> [Record excerpts]:
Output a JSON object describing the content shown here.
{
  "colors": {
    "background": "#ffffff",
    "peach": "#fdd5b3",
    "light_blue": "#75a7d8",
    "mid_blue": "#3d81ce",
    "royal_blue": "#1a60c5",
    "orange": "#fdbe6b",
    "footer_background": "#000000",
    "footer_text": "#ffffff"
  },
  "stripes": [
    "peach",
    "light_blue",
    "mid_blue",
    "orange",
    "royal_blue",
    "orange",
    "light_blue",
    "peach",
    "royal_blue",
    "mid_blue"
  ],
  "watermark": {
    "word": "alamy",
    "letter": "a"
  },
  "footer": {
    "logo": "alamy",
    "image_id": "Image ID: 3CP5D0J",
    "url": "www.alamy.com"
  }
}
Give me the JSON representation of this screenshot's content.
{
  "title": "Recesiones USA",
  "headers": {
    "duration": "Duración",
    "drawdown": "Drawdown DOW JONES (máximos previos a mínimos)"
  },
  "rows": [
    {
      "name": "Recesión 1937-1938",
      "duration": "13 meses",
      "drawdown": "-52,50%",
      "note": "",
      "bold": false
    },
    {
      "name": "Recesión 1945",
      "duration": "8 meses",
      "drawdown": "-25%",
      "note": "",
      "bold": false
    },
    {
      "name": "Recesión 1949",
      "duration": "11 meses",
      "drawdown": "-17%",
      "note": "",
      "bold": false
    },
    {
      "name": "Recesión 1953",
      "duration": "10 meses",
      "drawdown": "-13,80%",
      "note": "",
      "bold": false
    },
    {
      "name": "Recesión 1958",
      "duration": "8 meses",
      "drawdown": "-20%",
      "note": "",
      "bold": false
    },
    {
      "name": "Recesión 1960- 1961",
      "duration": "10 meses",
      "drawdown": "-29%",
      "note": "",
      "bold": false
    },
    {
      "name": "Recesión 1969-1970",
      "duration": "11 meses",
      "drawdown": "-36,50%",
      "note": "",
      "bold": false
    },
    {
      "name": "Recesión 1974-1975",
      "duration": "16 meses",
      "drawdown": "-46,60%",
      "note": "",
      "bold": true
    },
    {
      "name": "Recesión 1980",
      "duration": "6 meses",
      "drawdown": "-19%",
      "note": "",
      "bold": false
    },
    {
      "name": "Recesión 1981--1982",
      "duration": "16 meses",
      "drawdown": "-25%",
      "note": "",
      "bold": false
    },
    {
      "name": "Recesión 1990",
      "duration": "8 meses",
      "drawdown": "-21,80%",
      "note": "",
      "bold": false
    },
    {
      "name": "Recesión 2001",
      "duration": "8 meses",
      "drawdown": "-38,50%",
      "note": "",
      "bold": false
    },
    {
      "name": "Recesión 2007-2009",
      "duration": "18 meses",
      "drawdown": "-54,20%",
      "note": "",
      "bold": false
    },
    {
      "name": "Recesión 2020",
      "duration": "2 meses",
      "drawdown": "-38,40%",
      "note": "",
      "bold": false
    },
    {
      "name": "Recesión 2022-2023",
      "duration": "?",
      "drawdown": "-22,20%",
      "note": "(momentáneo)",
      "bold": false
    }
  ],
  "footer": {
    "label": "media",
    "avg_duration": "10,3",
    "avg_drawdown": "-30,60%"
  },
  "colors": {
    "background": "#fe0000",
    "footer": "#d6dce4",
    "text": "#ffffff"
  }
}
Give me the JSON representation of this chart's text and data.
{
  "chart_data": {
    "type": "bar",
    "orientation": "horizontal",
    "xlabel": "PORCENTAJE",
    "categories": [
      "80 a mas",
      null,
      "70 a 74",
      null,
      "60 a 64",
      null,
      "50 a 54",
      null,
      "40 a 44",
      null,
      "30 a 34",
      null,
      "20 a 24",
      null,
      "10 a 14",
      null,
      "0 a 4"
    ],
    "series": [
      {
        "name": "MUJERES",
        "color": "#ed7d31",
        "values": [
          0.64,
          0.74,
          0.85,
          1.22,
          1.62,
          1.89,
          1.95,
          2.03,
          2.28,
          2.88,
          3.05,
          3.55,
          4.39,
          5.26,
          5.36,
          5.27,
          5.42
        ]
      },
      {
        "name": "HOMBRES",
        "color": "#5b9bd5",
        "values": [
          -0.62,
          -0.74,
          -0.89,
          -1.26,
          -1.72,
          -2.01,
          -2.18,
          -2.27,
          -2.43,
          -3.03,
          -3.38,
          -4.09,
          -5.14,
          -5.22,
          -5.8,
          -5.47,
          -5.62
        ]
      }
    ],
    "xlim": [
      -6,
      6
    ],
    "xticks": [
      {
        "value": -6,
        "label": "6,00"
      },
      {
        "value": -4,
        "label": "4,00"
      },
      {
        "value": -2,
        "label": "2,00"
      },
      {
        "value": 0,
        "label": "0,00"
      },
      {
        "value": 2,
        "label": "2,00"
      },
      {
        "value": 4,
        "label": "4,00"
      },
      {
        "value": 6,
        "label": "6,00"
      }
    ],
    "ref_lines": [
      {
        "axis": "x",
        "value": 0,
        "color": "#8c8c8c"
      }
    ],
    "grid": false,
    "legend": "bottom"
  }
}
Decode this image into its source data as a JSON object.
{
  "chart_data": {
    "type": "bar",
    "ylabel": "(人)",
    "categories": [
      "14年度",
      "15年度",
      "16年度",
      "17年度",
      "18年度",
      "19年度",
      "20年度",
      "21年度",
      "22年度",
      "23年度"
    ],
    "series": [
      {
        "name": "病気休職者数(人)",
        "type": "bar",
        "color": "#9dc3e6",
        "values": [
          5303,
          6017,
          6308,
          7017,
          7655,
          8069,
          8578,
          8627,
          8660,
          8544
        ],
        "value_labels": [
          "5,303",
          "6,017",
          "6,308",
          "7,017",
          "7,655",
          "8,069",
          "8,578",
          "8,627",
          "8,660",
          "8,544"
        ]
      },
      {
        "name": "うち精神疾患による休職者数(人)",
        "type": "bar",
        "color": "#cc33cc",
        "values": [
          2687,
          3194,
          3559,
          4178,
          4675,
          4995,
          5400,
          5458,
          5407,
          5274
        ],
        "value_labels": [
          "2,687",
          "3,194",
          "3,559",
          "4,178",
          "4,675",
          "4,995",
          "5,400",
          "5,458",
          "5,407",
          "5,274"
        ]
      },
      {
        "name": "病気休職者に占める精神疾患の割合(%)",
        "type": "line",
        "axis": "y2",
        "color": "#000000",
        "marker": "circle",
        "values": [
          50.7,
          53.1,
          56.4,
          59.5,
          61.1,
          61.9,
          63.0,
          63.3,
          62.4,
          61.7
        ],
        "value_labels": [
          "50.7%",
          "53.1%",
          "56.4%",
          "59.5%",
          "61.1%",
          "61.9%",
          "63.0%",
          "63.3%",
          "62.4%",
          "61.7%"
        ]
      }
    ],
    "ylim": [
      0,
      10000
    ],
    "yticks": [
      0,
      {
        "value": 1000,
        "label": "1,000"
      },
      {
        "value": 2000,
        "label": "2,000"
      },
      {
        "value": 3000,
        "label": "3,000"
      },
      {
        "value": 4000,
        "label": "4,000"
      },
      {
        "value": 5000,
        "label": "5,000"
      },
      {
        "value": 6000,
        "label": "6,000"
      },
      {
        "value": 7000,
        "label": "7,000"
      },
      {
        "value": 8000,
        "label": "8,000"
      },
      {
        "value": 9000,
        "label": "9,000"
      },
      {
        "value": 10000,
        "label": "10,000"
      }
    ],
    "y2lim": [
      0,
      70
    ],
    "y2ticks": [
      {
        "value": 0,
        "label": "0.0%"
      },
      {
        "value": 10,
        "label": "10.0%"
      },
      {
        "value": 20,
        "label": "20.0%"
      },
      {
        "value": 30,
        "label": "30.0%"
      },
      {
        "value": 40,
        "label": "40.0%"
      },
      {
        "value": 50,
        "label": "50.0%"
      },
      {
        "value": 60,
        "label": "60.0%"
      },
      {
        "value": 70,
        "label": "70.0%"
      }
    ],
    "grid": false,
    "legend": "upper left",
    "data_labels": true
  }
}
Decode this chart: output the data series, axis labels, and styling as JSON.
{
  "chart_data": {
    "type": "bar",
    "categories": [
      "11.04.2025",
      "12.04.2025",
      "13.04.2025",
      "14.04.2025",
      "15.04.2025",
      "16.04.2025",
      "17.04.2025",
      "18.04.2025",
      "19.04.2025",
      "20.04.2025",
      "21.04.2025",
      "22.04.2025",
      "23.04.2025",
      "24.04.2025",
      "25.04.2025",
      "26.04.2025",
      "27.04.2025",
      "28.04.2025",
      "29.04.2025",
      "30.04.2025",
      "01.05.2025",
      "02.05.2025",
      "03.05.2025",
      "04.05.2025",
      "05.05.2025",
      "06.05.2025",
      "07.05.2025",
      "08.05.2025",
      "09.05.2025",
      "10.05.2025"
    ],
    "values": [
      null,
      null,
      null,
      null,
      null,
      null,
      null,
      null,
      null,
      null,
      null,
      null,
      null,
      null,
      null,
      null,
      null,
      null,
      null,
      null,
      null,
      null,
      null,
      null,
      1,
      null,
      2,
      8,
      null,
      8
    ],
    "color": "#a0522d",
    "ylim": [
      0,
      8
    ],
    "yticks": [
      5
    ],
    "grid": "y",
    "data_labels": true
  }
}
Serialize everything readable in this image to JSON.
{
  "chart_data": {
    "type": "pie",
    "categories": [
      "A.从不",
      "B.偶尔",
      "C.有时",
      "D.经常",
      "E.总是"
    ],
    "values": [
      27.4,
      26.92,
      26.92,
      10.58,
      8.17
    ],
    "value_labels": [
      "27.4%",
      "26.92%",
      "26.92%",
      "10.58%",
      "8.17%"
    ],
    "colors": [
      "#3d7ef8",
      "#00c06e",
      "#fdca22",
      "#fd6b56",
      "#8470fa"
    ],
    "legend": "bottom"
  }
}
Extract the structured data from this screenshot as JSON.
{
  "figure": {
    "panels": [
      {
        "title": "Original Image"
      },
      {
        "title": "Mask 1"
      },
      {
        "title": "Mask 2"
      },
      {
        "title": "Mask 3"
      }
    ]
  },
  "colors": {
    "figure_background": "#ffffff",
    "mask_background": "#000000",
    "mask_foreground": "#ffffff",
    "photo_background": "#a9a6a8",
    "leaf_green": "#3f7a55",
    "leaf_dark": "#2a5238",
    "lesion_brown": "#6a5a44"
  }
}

> [What the task requires]: Pull out each line holding the string "representation".

> [Response]:
Give me the JSON representation of this screenshot's content.
Give me the JSON representation of this chart's text and data.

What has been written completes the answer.